• Directions for this task:
Copy every record word for word.

• Dataset extract:
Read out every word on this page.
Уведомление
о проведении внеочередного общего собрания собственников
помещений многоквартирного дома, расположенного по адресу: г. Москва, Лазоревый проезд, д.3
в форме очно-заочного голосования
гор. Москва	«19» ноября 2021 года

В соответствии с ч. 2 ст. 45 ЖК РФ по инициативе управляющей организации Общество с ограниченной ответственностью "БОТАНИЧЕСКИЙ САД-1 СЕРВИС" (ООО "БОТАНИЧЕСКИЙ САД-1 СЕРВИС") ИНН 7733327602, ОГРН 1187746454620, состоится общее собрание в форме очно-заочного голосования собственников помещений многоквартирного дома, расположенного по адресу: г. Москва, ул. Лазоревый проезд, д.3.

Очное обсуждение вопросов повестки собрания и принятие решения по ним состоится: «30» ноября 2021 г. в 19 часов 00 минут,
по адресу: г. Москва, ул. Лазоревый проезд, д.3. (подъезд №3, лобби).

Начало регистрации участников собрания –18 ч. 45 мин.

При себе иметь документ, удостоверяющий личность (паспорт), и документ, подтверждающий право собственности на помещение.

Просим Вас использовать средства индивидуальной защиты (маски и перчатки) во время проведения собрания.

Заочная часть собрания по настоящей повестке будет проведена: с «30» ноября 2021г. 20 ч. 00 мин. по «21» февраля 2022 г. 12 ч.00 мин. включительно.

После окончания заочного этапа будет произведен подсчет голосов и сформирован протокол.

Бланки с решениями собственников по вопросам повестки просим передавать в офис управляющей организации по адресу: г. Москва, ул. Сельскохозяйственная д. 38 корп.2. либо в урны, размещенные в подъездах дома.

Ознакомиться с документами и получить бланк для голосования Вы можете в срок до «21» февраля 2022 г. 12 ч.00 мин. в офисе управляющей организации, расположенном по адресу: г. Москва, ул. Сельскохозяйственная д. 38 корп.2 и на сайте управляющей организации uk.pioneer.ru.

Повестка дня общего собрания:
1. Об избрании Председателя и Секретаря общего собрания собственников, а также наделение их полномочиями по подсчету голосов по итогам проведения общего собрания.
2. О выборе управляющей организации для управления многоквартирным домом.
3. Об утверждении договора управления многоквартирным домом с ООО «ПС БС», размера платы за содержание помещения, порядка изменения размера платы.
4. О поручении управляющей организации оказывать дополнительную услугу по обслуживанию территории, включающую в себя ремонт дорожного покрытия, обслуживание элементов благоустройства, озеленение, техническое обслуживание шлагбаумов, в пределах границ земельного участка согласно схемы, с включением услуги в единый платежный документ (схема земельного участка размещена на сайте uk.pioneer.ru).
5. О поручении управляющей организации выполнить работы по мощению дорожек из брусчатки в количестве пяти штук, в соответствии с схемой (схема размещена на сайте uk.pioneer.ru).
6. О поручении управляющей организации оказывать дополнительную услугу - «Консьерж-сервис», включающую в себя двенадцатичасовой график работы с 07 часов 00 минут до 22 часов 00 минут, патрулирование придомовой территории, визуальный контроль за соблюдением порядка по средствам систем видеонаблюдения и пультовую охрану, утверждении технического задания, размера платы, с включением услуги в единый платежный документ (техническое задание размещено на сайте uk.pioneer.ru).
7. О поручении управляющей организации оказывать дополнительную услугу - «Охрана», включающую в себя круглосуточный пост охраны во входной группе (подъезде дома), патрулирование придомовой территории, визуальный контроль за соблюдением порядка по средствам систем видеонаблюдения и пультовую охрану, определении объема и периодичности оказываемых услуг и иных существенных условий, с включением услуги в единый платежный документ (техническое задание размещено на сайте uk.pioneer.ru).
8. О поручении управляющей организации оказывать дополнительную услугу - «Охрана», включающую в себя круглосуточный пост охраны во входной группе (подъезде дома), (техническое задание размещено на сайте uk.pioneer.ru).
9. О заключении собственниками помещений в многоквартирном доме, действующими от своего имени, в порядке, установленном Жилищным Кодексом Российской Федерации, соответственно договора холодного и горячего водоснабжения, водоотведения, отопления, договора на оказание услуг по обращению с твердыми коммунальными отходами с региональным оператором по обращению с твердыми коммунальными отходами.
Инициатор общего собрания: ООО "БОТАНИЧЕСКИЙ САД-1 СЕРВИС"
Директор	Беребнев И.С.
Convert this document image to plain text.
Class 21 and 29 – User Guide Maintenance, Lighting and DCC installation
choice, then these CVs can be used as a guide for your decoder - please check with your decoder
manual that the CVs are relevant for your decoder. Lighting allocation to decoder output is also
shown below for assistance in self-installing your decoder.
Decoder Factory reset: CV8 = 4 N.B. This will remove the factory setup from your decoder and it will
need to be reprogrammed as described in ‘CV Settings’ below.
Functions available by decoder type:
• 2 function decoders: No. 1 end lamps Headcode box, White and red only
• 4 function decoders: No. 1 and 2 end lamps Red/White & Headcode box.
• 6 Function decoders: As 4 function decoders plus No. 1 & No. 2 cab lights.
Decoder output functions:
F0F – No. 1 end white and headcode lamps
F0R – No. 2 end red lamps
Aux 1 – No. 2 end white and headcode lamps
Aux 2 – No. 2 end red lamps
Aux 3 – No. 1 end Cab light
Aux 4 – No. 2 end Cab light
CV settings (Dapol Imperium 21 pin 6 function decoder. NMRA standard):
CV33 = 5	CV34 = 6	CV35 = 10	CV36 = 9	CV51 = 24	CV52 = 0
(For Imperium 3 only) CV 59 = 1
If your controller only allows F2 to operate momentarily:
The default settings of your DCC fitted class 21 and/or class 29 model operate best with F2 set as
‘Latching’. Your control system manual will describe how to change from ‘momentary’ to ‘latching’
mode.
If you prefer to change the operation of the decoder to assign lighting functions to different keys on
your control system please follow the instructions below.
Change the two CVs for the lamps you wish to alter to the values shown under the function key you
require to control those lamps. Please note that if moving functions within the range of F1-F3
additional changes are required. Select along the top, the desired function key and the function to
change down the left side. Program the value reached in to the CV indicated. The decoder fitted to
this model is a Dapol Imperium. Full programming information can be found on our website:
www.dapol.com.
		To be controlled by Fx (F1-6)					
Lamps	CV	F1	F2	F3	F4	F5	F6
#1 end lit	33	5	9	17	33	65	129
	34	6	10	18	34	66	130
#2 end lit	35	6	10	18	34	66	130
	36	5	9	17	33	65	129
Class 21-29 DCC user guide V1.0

• Complete response:
Read out every word on this page.
Уведомление
о проведении внеочередного общего собрания собственников
помещений многоквартирного дома, расположенного по адресу: г. Москва, Лазоревый проезд, д.3
в форме очно-заочного голосования
гор. Москва	«19» ноября 2021 года

В соответствии с ч. 2 ст. 45 ЖК РФ по инициативе управляющей организации Общество с ограниченной ответственностью "БОТАНИЧЕСКИЙ САД-1 СЕРВИС" (ООО "БОТАНИЧЕСКИЙ САД-1 СЕРВИС") ИНН 7733327602, ОГРН 1187746454620, состоится общее собрание в форме очно-заочного голосования собственников помещений многоквартирного дома, расположенного по адресу: г. Москва, ул. Лазоревый проезд, д.3.

Очное обсуждение вопросов повестки собрания и принятие решения по ним состоится: «30» ноября 2021 г. в 19 часов 00 минут,
по адресу: г. Москва, ул. Лазоревый проезд, д.3. (подъезд №3, лобби).

Начало регистрации участников собрания –18 ч. 45 мин.

При себе иметь документ, удостоверяющий личность (паспорт), и документ, подтверждающий право собственности на помещение.

Просим Вас использовать средства индивидуальной защиты (маски и перчатки) во время проведения собрания.

Заочная часть собрания по настоящей повестке будет проведена: с «30» ноября 2021г. 20 ч. 00 мин. по «21» февраля 2022 г. 12 ч.00 мин. включительно.

После окончания заочного этапа будет произведен подсчет голосов и сформирован протокол.

Бланки с решениями собственников по вопросам повестки просим передавать в офис управляющей организации по адресу: г. Москва, ул. Сельскохозяйственная д. 38 корп.2. либо в урны, размещенные в подъездах дома.

Ознакомиться с документами и получить бланк для голосования Вы можете в срок до «21» февраля 2022 г. 12 ч.00 мин. в офисе управляющей организации, расположенном по адресу: г. Москва, ул. Сельскохозяйственная д. 38 корп.2 и на сайте управляющей организации uk.pioneer.ru.

Повестка дня общего собрания:
1. Об избрании Председателя и Секретаря общего собрания собственников, а также наделение их полномочиями по подсчету голосов по итогам проведения общего собрания.
2. О выборе управляющей организации для управления многоквартирным домом.
3. Об утверждении договора управления многоквартирным домом с ООО «ПС БС», размера платы за содержание помещения, порядка изменения размера платы.
4. О поручении управляющей организации оказывать дополнительную услугу по обслуживанию территории, включающую в себя ремонт дорожного покрытия, обслуживание элементов благоустройства, озеленение, техническое обслуживание шлагбаумов, в пределах границ земельного участка согласно схемы, с включением услуги в единый платежный документ (схема земельного участка размещена на сайте uk.pioneer.ru).
5. О поручении управляющей организации выполнить работы по мощению дорожек из брусчатки в количестве пяти штук, в соответствии с схемой (схема размещена на сайте uk.pioneer.ru).
6. О поручении управляющей организации оказывать дополнительную услугу - «Консьерж-сервис», включающую в себя двенадцатичасовой график работы с 07 часов 00 минут до 22 часов 00 минут, патрулирование придомовой территории, визуальный контроль за соблюдением порядка по средствам систем видеонаблюдения и пультовую охрану, утверждении технического задания, размера платы, с включением услуги в единый платежный документ (техническое задание размещено на сайте uk.pioneer.ru).
7. О поручении управляющей организации оказывать дополнительную услугу - «Охрана», включающую в себя круглосуточный пост охраны во входной группе (подъезде дома), патрулирование придомовой территории, визуальный контроль за соблюдением порядка по средствам систем видеонаблюдения и пультовую охрану, определении объема и периодичности оказываемых услуг и иных существенных условий, с включением услуги в единый платежный документ (техническое задание размещено на сайте uk.pioneer.ru).
8. О поручении управляющей организации оказывать дополнительную услугу - «Охрана», включающую в себя круглосуточный пост охраны во входной группе (подъезде дома), (техническое задание размещено на сайте uk.pioneer.ru).
9. О заключении собственниками помещений в многоквартирном доме, действующими от своего имени, в порядке, установленном Жилищным Кодексом Российской Федерации, соответственно договора холодного и горячего водоснабжения, водоотведения, отопления, договора на оказание услуг по обращению с твердыми коммунальными отходами с региональным оператором по обращению с твердыми коммунальными отходами.
Инициатор общего собрания: ООО "БОТАНИЧЕСКИЙ САД-1 СЕРВИС"
Директор	Беребнев И.С.
Convert this document image to plain text.
Class 21 and 29 – User Guide Maintenance, Lighting and DCC installation
choice, then these CVs can be used as a guide for your decoder - please check with your decoder
manual that the CVs are relevant for your decoder. Lighting allocation to decoder output is also
shown below for assistance in self-installing your decoder.
Decoder Factory reset: CV8 = 4 N.B. This will remove the factory setup from your decoder and it will
need to be reprogrammed as described in ‘CV Settings’ below.
Functions available by decoder type:
• 2 function decoders: No. 1 end lamps Headcode box, White and red only
• 4 function decoders: No. 1 and 2 end lamps Red/White & Headcode box.
• 6 Function decoders: As 4 function decoders plus No. 1 & No. 2 cab lights.
Decoder output functions:
F0F – No. 1 end white and headcode lamps
F0R – No. 2 end red lamps
Aux 1 – No. 2 end white and headcode lamps
Aux 2 – No. 2 end red lamps
Aux 3 – No. 1 end Cab light
Aux 4 – No. 2 end Cab light
CV settings (Dapol Imperium 21 pin 6 function decoder. NMRA standard):
CV33 = 5	CV34 = 6	CV35 = 10	CV36 = 9	CV51 = 24	CV52 = 0
(For Imperium 3 only) CV 59 = 1
If your controller only allows F2 to operate momentarily:
The default settings of your DCC fitted class 21 and/or class 29 model operate best with F2 set as
‘Latching’. Your control system manual will describe how to change from ‘momentary’ to ‘latching’
mode.
If you prefer to change the operation of the decoder to assign lighting functions to different keys on
your control system please follow the instructions below.
Change the two CVs for the lamps you wish to alter to the values shown under the function key you
require to control those lamps. Please note that if moving functions within the range of F1-F3
additional changes are required. Select along the top, the desired function key and the function to
change down the left side. Program the value reached in to the CV indicated. The decoder fitted to
this model is a Dapol Imperium. Full programming information can be found on our website:
www.dapol.com.
		To be controlled by Fx (F1-6)					
Lamps	CV	F1	F2	F3	F4	F5	F6
#1 end lit	33	5	9	17	33	65	129
	34	6	10	18	34	66	130
#2 end lit	35	6	10	18	34	66	130
	36	5	9	17	33	65	129
Class 21-29 DCC user guide V1.0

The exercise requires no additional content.